TASK DESCRIPTION:
Filter out everything except lines holding "subtitle".

EXCERPTED DATA:
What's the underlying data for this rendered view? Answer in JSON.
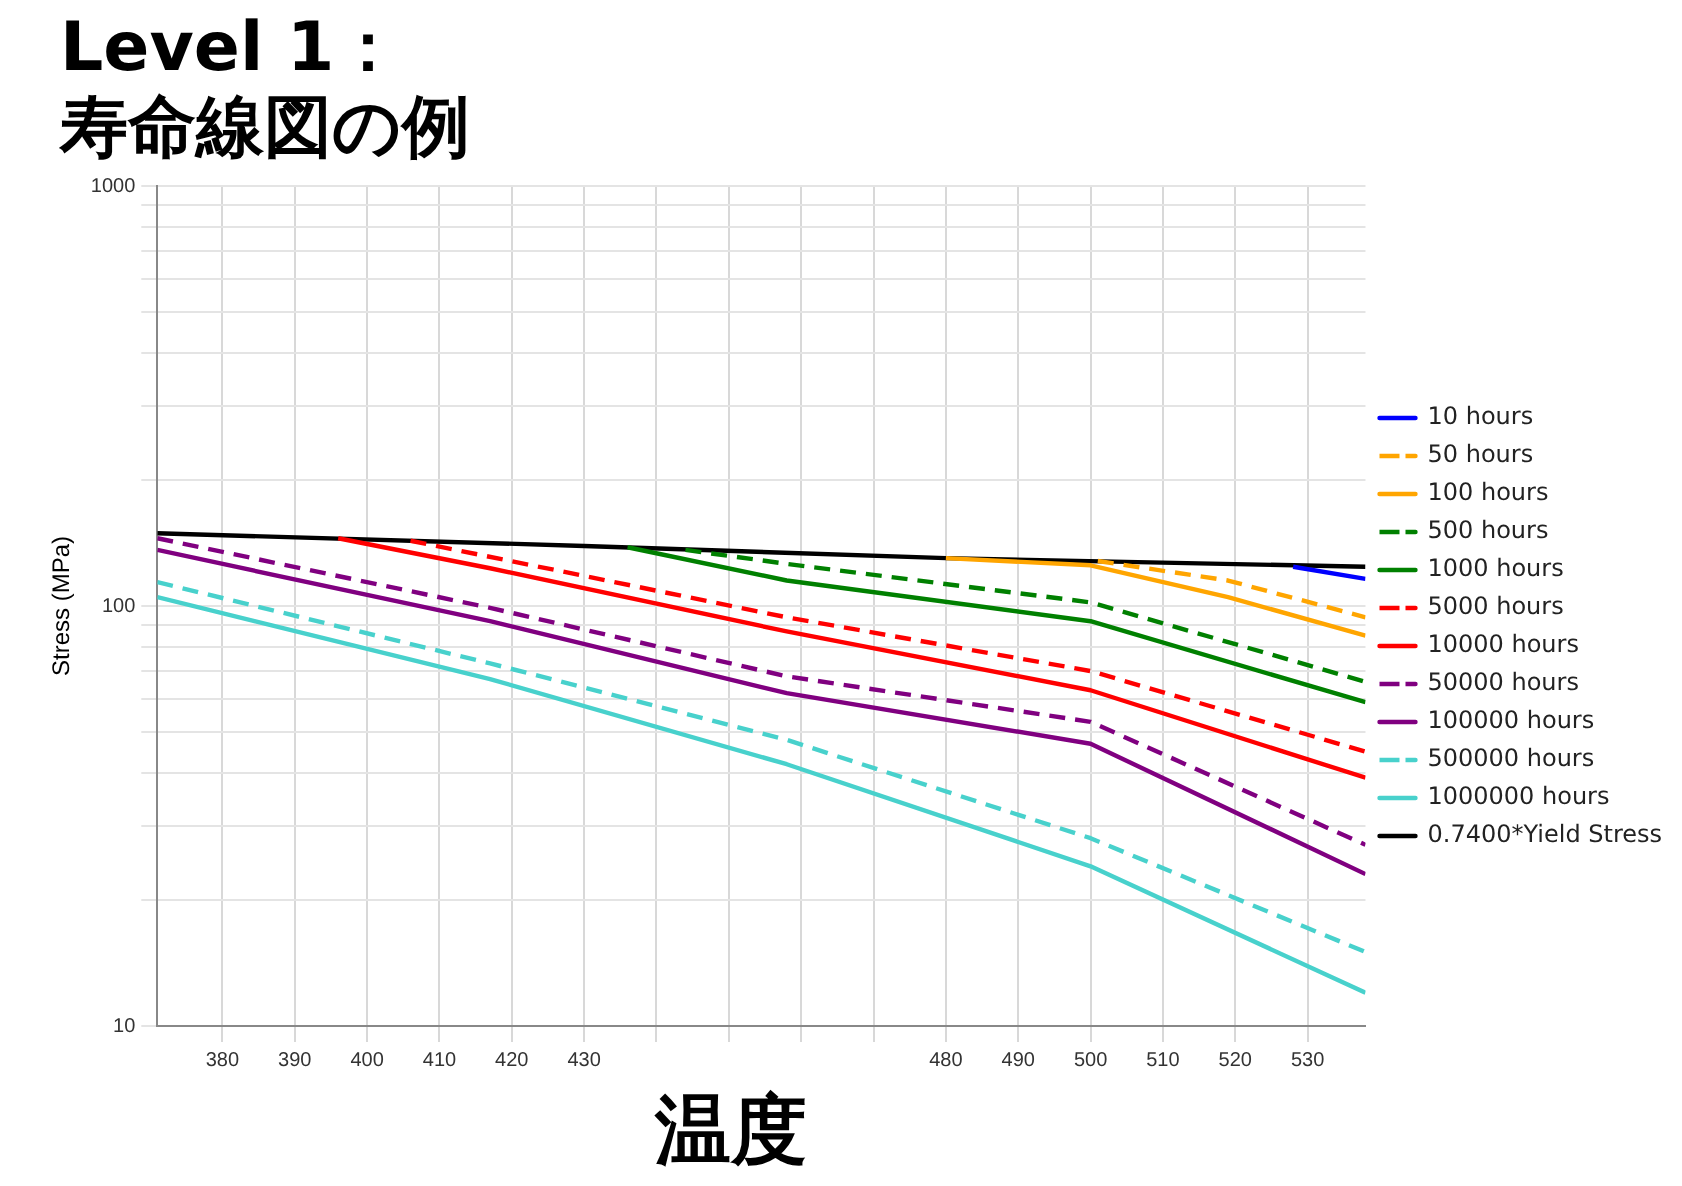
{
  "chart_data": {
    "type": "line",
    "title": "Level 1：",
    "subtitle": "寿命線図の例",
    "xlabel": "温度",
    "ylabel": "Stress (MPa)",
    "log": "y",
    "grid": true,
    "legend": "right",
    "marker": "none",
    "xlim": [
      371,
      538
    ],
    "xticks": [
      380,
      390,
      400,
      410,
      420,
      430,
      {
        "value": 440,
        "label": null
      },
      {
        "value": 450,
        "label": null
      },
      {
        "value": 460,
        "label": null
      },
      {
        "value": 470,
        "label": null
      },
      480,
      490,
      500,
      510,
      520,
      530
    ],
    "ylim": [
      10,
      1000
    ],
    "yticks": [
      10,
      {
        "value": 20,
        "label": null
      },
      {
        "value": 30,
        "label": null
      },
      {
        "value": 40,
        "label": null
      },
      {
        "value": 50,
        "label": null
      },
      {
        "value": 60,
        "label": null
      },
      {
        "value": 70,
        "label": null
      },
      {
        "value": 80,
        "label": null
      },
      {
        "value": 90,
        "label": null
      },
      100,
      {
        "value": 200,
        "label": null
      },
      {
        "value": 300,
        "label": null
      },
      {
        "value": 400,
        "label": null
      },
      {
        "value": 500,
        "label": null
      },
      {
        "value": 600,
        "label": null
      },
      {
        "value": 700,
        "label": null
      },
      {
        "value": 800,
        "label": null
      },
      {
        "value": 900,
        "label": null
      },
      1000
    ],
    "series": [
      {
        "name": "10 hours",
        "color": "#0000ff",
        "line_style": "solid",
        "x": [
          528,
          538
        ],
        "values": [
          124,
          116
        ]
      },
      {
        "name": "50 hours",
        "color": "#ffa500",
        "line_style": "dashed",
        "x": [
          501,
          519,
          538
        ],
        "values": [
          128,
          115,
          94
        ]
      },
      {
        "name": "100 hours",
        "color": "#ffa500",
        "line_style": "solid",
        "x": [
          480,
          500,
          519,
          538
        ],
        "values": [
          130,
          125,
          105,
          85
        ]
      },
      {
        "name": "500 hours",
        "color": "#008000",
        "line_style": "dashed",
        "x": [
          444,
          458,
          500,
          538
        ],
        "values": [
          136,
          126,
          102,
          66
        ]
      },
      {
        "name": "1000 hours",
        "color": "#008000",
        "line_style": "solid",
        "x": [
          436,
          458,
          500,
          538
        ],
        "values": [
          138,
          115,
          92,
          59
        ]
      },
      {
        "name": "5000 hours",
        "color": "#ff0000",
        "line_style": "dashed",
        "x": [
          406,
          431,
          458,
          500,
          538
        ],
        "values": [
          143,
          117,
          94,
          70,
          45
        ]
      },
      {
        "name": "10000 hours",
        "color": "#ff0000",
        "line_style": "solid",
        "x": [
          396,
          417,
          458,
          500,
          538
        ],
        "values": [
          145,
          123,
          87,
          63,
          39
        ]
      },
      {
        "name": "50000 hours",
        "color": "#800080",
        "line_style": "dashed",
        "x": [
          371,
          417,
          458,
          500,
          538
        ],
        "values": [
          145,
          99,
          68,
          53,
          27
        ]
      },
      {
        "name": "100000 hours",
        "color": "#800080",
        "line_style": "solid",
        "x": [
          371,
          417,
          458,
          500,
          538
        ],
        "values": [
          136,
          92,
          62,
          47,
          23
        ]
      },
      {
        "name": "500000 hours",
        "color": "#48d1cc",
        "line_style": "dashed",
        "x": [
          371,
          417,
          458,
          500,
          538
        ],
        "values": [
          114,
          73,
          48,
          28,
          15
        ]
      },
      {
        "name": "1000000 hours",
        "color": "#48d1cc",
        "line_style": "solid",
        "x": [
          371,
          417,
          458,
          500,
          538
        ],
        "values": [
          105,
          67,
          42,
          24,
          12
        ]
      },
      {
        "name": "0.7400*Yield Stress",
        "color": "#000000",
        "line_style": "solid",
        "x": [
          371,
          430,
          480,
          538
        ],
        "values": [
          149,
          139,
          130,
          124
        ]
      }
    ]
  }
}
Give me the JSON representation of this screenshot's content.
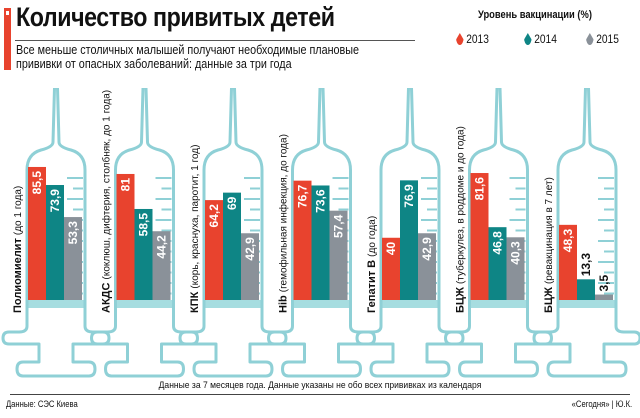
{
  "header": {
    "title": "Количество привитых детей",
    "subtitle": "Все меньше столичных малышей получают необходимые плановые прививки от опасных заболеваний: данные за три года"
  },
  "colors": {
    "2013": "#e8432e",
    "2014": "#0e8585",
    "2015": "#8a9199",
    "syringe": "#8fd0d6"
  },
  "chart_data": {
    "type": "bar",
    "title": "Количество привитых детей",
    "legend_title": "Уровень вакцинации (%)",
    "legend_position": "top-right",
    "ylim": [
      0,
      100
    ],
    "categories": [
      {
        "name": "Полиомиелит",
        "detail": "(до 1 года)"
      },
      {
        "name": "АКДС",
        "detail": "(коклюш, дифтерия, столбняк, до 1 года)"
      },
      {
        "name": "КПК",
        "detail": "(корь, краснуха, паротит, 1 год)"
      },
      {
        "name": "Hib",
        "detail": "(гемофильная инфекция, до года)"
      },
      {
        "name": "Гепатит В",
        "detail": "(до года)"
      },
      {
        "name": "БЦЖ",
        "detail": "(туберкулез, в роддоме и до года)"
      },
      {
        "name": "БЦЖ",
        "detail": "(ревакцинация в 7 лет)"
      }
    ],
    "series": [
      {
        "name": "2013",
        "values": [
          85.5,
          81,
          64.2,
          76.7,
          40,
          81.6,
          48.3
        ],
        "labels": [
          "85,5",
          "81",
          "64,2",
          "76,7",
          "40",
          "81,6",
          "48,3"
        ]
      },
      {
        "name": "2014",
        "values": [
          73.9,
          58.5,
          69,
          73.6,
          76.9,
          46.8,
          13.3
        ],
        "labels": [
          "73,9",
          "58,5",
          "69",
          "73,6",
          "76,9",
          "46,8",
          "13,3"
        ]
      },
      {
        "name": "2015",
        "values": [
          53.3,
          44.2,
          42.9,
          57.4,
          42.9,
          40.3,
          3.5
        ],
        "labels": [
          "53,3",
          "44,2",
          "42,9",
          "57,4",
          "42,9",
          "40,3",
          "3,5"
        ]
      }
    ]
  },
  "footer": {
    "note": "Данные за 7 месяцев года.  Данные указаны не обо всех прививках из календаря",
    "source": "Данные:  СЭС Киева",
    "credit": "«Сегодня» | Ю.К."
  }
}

ANSWER TO THIS PROBLEM:
    "subtitle": "寿命線図の例",
    "subtitle": "Все меньше столичных малышей получают необходимые плановые прививки от опасных заболеваний: данные за три года"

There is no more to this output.